→ Task brief:
Rewrite the data below as a numbered list, dropping any blank lines. Begin at the line that contains "panel-4: 2019-01-01 2019-02-01" and stop after the line that contains "data-point-red — [147, 220, 154, 227]".
>> Begin Exercise materials
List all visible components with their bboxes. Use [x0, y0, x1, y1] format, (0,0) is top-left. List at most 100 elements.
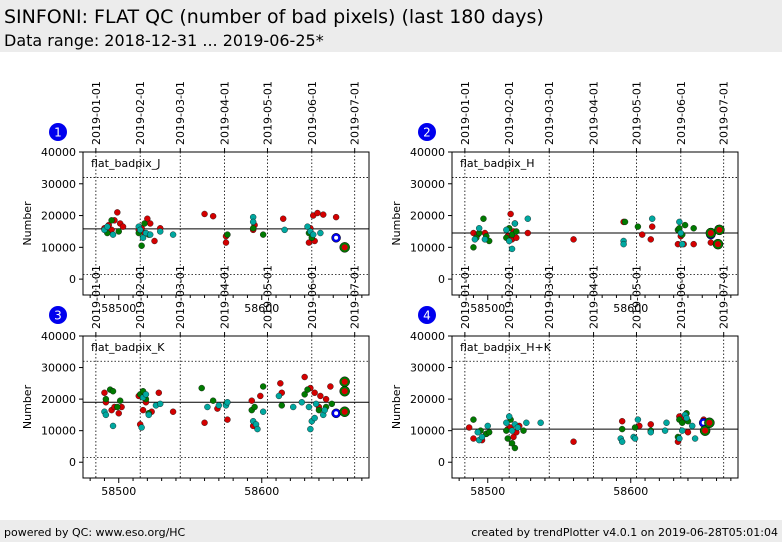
panel-4: 2019-01-01 2019-02-01 2019-03-01 2019-04-01… — [390, 265, 739, 498]
data-point-cyan — [503, 419, 510, 426]
data-point-green — [621, 218, 629, 226]
data-point-cyan — [307, 425, 314, 433]
data-point-red — [280, 215, 287, 222]
data-point-green — [249, 225, 257, 232]
data-point-cyan — [310, 231, 317, 238]
data-point-red — [147, 220, 154, 227]
date-tick-label: 2019-05-01 — [261, 81, 274, 145]
data-point-cyan — [471, 236, 479, 243]
data-point-green — [115, 228, 122, 235]
date-tick-label: 2019-07-01 — [718, 81, 731, 145]
data-point-red — [169, 408, 177, 415]
data-point-green — [508, 440, 516, 447]
data-point-cyan — [249, 218, 257, 226]
data-point-cyan — [254, 425, 261, 433]
data-point-green — [109, 388, 117, 395]
y-axis-label: Number — [21, 201, 34, 246]
data-point-cyan — [109, 231, 117, 238]
x-tick-label: 58500 — [101, 302, 136, 315]
date-tick-label: 2019-02-01 — [503, 81, 516, 145]
data-point-red — [248, 397, 255, 404]
data-point-green — [470, 244, 477, 251]
data-point-cyan — [663, 419, 670, 426]
y-tick-label: 30000 — [41, 178, 76, 191]
data-point-cyan — [259, 408, 267, 415]
data-point-red — [201, 419, 208, 426]
data-point-cyan — [298, 399, 305, 406]
x-tick-label: 58500 — [470, 302, 505, 315]
data-point-red — [320, 211, 327, 218]
data-point-cyan — [305, 403, 313, 411]
panel-number-badge — [418, 306, 436, 324]
highlight-point-inner — [706, 419, 713, 426]
y-tick-label: 10000 — [41, 241, 76, 254]
data-point-cyan — [311, 414, 318, 422]
footer-bar: powered by QC: www.eso.org/HC created by… — [0, 520, 782, 542]
data-point-cyan — [204, 403, 211, 411]
y-tick-label: 10000 — [410, 241, 445, 254]
plot-frame — [82, 151, 370, 296]
data-point-cyan — [104, 223, 111, 230]
data-point-cyan — [631, 435, 639, 442]
data-point-cyan — [523, 419, 530, 426]
date-tick-label: 2019-02-01 — [503, 265, 516, 329]
y-tick-label: 30000 — [41, 362, 76, 375]
data-point-cyan — [474, 429, 481, 436]
data-point-cyan — [676, 218, 683, 226]
data-point-red — [638, 231, 646, 238]
panel-label: flat_badpix_J — [91, 157, 160, 170]
data-point-red — [115, 410, 122, 417]
data-point-green — [480, 215, 487, 222]
data-point-red — [311, 389, 318, 396]
date-tick-label: 2019-01-01 — [459, 81, 472, 145]
data-point-red — [465, 424, 473, 431]
chart-area: 2019-01-01 2019-02-01 2019-03-01 2019-04-01… — [21, 81, 739, 498]
data-point-cyan — [679, 240, 686, 248]
data-point-cyan — [145, 411, 152, 419]
y-tick-label: 30000 — [410, 178, 445, 191]
data-point-green — [108, 217, 115, 224]
data-point-red — [647, 236, 654, 243]
data-point-red — [257, 392, 264, 400]
data-point-red — [470, 435, 477, 442]
y-tick-label: 40000 — [410, 330, 445, 343]
highlight-point-inner — [341, 378, 348, 385]
panel-number: 4 — [423, 309, 431, 323]
data-point-green — [116, 397, 124, 404]
data-point-green — [304, 386, 311, 393]
data-point-cyan — [281, 226, 288, 234]
date-tick-label: 2019-01-01 — [90, 81, 103, 145]
panel-number: 1 — [54, 126, 62, 140]
data-point-cyan — [142, 391, 150, 398]
date-tick-label: 2019-07-01 — [349, 81, 362, 145]
data-point-green — [102, 395, 110, 403]
latest-point-center — [334, 235, 339, 240]
data-point-green — [315, 406, 323, 414]
data-range-subtitle: Data range: 2018-12-31 ... 2019-06-25* — [4, 31, 324, 50]
data-point-red — [119, 223, 127, 230]
data-point-cyan — [317, 229, 324, 237]
date-tick-label: 2019-05-01 — [261, 265, 274, 329]
panel-1: 2019-01-01 2019-02-01 2019-03-01 2019-04-01… — [21, 81, 370, 315]
data-point-cyan — [484, 422, 491, 430]
data-point-cyan — [275, 392, 283, 400]
y-tick-label: 20000 — [410, 210, 445, 223]
plot-frame — [451, 151, 739, 296]
data-point-cyan — [506, 413, 513, 420]
data-point-cyan — [620, 240, 627, 248]
data-point-red — [332, 213, 340, 221]
data-point-cyan — [321, 406, 328, 414]
y-tick-label: 0 — [438, 273, 445, 286]
data-point-green — [681, 221, 689, 229]
panel-2: 2019-01-01 2019-02-01 2019-03-01 2019-04-01… — [390, 81, 739, 315]
highlight-point-inner — [707, 230, 714, 237]
data-point-cyan — [312, 400, 320, 408]
data-point-cyan — [147, 231, 154, 238]
header-bar: SINFONI: FLAT QC (number of bad pixels) … — [0, 0, 782, 52]
y-tick-label: 40000 — [410, 146, 445, 159]
data-point-cyan — [169, 231, 177, 238]
data-point-cyan — [481, 236, 489, 243]
data-point-cyan — [136, 226, 144, 234]
panel-number-badge — [49, 306, 67, 324]
x-tick-label: 58500 — [470, 485, 505, 498]
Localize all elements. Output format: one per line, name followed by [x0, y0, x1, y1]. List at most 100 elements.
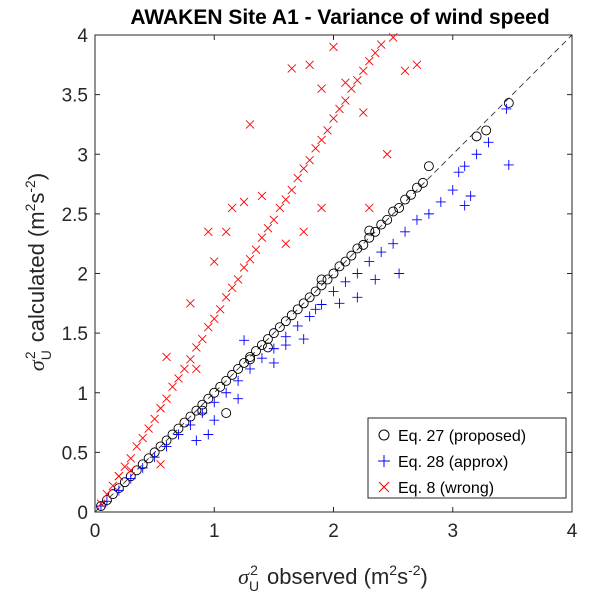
>> End Exercise materials
→ Reply to the task:
1. panel-4: 2019-01-01 2019-02-01 2019-03-01 2019-04-01… — [390, 265, 739, 498]
2. data-point-cyan — [503, 419, 510, 426]
3. data-point-green — [621, 218, 629, 226]
4. data-point-cyan — [307, 425, 314, 433]
5. data-point-red — [280, 215, 287, 222]
6. data-point-green — [249, 225, 257, 232]
7. data-point-cyan — [310, 231, 317, 238]
8. data-point-red — [147, 220, 154, 227]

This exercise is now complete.